**What is asked:** Images embedded in the records are excluded; print everything else exactly as given.

Collected data entries
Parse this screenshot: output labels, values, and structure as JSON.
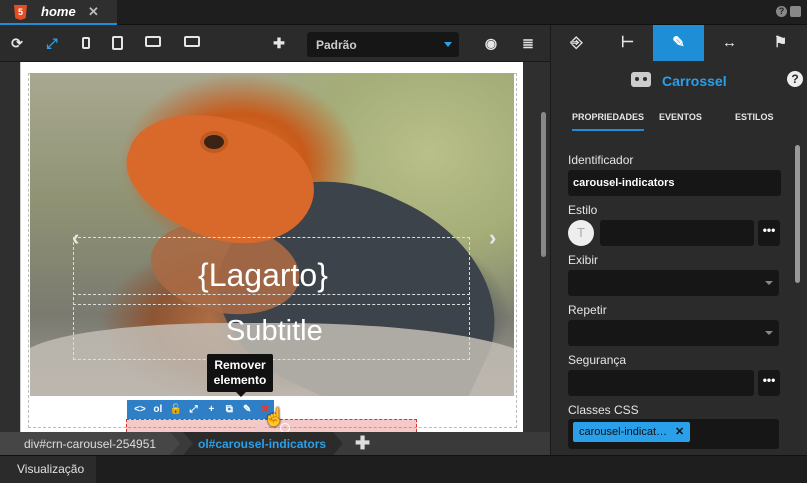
{
  "tab": {
    "title": "home",
    "icon": "html5-icon",
    "close": "✕"
  },
  "window_icons": [
    "?",
    "■"
  ],
  "toolbar": {
    "icons": [
      "refresh-icon",
      "expand-icon",
      "phone-icon",
      "tablet-icon",
      "desktop-icon",
      "monitor-icon",
      "add-icon",
      "visibility-icon",
      "database-icon"
    ],
    "add": "✚",
    "select_value": "Padrão"
  },
  "canvas": {
    "caption_title": "{Lagarto}",
    "caption_subtitle": "Subtitle",
    "tooltip_line1": "Remover",
    "tooltip_line2": "elemento",
    "element_toolbar": [
      "<>",
      "ol",
      "🔓",
      "⤢",
      "+",
      "⧉",
      "✎",
      "✖"
    ]
  },
  "breadcrumb": {
    "items": [
      "div#crn-carousel-254951",
      "ol#carousel-indicators"
    ],
    "add": "✚"
  },
  "bottom": {
    "tab": "Visualização"
  },
  "panel": {
    "tabs": [
      "⎆",
      "⊢",
      "✎",
      "↔",
      "⚑"
    ],
    "component_name": "Carrossel",
    "help": "?",
    "subtabs": [
      "PROPRIEDADES",
      "EVENTOS",
      "ESTILOS"
    ],
    "fields": {
      "identificador_label": "Identificador",
      "identificador_value": "carousel-indicators",
      "estilo_label": "Estilo",
      "estilo_icon": "T",
      "exibir_label": "Exibir",
      "repetir_label": "Repetir",
      "seguranca_label": "Segurança",
      "classes_label": "Classes CSS",
      "classes_chip": "carousel-indicat…",
      "chip_close": "✕",
      "dots": "•••"
    }
  },
  "colors": {
    "accent": "#1e8fd6",
    "link": "#2aa0ea",
    "danger": "#e53935"
  }
}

**Result below:**
Parse this screenshot: output labels, values, and structure as JSON.
{
  "tab": {
    "title": "home",
    "icon": "html5-icon",
    "close": "✕"
  },
  "window_icons": [
    "?",
    "■"
  ],
  "toolbar": {
    "icons": [
      "refresh-icon",
      "expand-icon",
      "phone-icon",
      "tablet-icon",
      "desktop-icon",
      "monitor-icon",
      "add-icon",
      "visibility-icon",
      "database-icon"
    ],
    "add": "✚",
    "select_value": "Padrão"
  },
  "canvas": {
    "caption_title": "{Lagarto}",
    "caption_subtitle": "Subtitle",
    "tooltip_line1": "Remover",
    "tooltip_line2": "elemento",
    "element_toolbar": [
      "<>",
      "ol",
      "🔓",
      "⤢",
      "+",
      "⧉",
      "✎",
      "✖"
    ]
  },
  "breadcrumb": {
    "items": [
      "div#crn-carousel-254951",
      "ol#carousel-indicators"
    ],
    "add": "✚"
  },
  "bottom": {
    "tab": "Visualização"
  },
  "panel": {
    "tabs": [
      "⎆",
      "⊢",
      "✎",
      "↔",
      "⚑"
    ],
    "component_name": "Carrossel",
    "help": "?",
    "subtabs": [
      "PROPRIEDADES",
      "EVENTOS",
      "ESTILOS"
    ],
    "fields": {
      "identificador_label": "Identificador",
      "identificador_value": "carousel-indicators",
      "estilo_label": "Estilo",
      "estilo_icon": "T",
      "exibir_label": "Exibir",
      "repetir_label": "Repetir",
      "seguranca_label": "Segurança",
      "classes_label": "Classes CSS",
      "classes_chip": "carousel-indicat…",
      "chip_close": "✕",
      "dots": "•••"
    }
  },
  "colors": {
    "accent": "#1e8fd6",
    "link": "#2aa0ea",
    "danger": "#e53935"
  }
}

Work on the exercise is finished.